→ Data provided:
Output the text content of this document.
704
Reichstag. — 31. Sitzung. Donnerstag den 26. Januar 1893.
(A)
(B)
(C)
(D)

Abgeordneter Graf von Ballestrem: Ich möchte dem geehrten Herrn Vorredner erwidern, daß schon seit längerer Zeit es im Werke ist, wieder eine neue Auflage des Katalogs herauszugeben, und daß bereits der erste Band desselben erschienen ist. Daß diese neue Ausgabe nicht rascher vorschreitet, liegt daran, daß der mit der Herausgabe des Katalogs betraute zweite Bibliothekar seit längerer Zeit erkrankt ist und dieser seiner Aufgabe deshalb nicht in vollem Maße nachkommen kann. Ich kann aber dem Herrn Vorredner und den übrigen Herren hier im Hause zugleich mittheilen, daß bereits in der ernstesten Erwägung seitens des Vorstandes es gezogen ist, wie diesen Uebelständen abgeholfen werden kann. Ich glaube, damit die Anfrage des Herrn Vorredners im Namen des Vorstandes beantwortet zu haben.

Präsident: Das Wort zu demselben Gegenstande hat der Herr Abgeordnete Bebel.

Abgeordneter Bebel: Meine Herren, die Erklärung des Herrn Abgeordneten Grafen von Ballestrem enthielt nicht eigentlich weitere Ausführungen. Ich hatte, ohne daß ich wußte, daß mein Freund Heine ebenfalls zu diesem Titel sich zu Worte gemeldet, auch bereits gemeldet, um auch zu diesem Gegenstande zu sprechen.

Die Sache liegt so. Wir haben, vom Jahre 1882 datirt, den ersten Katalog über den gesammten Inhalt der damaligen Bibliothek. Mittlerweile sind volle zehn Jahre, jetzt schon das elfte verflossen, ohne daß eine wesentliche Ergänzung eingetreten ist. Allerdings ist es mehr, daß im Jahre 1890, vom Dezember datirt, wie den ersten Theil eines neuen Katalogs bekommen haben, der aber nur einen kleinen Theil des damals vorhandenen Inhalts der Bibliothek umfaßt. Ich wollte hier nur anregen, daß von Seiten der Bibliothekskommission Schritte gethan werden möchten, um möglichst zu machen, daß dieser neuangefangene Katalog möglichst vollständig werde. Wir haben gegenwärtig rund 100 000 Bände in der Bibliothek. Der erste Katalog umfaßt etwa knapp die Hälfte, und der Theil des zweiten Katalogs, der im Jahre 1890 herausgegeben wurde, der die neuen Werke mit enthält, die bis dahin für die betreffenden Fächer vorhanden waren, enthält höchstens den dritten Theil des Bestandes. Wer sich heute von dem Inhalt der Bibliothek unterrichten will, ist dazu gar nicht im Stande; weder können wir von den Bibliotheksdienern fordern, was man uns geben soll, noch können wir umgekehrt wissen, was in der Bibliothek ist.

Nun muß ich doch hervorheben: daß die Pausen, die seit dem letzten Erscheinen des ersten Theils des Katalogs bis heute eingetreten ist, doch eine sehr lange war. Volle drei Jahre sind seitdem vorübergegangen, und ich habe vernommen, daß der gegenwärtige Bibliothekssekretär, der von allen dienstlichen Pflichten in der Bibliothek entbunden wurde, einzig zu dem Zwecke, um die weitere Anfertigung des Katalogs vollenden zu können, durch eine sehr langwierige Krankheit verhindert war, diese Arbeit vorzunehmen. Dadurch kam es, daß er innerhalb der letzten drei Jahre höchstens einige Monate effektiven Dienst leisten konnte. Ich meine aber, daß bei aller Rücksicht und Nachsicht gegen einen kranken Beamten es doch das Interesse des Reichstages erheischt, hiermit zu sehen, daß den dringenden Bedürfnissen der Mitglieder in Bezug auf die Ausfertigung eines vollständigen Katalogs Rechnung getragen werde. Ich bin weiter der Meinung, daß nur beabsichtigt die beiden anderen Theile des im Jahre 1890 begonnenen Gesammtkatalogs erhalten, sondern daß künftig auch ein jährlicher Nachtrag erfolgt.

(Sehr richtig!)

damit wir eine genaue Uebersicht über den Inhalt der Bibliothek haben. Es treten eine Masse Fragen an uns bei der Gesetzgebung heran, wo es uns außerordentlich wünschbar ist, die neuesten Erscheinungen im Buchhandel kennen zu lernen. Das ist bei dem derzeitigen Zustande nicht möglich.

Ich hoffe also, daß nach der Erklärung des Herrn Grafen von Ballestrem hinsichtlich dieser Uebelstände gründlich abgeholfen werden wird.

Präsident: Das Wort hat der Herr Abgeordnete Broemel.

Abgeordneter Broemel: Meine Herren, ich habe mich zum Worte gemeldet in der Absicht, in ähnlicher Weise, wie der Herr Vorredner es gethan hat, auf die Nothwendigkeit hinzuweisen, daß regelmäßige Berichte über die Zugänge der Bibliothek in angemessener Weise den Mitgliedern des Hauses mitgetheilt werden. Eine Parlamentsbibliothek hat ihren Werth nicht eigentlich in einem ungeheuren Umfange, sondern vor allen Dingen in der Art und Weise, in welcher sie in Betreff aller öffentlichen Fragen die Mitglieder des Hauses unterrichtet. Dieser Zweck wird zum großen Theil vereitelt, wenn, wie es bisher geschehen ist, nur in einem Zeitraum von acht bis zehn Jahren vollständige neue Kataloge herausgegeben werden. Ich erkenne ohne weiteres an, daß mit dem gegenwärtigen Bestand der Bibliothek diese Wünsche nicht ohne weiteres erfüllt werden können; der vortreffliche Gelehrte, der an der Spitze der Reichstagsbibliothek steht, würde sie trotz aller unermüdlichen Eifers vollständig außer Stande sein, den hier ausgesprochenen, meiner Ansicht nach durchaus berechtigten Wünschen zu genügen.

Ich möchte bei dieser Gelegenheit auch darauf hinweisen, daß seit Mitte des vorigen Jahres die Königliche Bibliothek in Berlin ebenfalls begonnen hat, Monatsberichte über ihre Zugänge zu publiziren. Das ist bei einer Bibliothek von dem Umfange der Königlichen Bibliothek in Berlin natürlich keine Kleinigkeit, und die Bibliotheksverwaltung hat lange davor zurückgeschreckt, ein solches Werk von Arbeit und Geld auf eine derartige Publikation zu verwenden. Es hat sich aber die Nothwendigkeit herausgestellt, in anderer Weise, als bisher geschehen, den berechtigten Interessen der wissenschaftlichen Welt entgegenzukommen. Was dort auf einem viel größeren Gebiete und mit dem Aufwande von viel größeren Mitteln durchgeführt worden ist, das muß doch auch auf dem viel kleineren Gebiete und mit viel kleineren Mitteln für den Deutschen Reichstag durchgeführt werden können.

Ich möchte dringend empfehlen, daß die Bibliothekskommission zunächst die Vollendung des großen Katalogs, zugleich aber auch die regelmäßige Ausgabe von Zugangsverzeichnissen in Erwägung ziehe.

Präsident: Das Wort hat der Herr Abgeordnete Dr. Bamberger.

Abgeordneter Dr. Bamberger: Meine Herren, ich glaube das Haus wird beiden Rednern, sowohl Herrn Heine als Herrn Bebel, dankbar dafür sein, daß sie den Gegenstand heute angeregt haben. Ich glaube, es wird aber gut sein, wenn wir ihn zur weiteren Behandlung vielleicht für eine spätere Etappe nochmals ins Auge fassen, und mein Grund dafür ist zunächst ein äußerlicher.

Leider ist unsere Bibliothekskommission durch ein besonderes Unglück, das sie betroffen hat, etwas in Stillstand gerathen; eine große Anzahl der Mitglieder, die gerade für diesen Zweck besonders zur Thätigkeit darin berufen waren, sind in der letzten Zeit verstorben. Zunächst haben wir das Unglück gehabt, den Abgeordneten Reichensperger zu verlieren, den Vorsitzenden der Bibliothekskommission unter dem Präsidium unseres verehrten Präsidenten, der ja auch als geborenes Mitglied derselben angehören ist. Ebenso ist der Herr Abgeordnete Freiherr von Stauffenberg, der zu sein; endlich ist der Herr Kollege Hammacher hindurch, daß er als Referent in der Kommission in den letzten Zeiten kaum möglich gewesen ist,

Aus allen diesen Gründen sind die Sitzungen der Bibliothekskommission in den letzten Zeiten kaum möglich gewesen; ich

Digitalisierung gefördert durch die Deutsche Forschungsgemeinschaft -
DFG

* * *

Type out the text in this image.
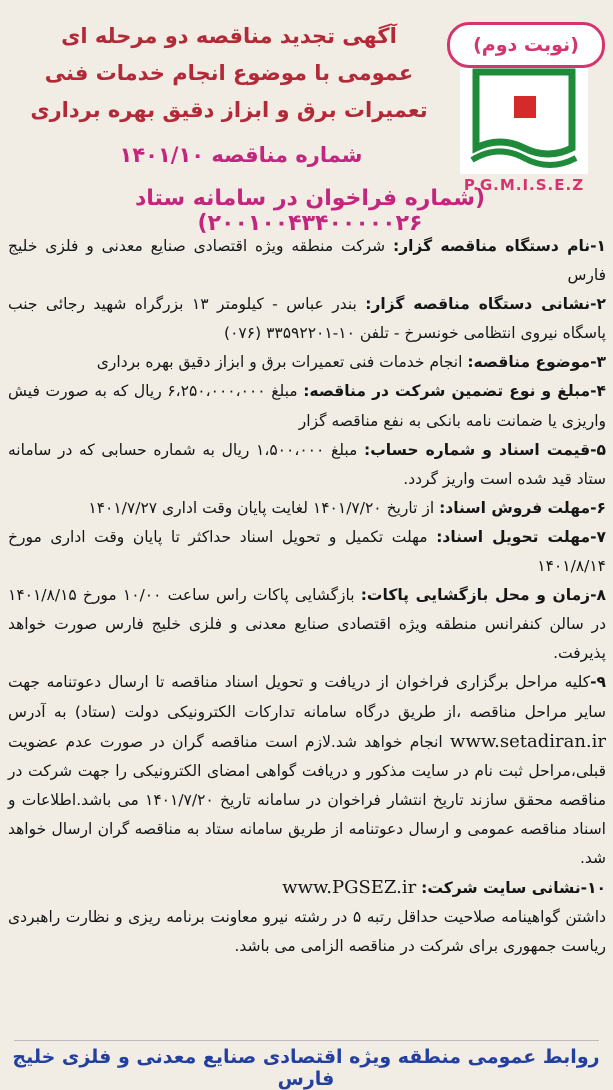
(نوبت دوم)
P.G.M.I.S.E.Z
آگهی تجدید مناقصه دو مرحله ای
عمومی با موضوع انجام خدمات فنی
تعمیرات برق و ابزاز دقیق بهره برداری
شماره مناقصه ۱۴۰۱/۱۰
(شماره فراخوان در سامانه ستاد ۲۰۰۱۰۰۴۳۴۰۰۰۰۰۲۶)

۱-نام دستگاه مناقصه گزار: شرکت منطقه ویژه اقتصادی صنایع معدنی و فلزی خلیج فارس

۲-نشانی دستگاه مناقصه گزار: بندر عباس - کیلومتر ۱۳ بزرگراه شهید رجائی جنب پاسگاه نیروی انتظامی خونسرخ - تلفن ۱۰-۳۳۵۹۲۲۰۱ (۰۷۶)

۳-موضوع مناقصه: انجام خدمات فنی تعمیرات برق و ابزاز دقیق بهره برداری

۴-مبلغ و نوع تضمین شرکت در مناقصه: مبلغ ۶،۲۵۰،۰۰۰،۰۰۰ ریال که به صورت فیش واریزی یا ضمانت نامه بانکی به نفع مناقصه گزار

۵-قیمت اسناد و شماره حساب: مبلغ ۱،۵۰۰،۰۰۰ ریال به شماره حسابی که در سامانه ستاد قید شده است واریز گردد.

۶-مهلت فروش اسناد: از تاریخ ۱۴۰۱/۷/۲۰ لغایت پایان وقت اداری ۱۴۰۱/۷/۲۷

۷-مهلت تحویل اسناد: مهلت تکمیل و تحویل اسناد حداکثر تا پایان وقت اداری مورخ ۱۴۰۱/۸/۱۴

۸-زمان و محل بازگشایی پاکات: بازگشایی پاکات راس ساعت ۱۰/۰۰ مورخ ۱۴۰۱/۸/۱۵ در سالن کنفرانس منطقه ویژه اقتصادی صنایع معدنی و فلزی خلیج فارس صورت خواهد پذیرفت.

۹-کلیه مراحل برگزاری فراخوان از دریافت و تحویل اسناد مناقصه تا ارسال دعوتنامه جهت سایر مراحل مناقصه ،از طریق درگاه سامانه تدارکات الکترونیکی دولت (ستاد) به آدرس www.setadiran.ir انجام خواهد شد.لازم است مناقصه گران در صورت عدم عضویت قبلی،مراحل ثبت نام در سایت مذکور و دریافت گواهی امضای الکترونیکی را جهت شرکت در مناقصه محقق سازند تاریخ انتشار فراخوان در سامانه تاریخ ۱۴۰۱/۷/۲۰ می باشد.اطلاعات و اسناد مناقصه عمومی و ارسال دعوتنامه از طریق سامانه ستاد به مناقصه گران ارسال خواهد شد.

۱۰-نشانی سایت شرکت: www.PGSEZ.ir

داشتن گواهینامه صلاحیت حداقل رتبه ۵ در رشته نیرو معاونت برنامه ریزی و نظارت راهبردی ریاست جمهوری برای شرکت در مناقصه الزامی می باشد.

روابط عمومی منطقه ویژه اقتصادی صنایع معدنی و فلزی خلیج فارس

→ Problem requirements:
The answer is a single number, the count of lines in the records that contain the string "Zeiten".

→ Written response:
2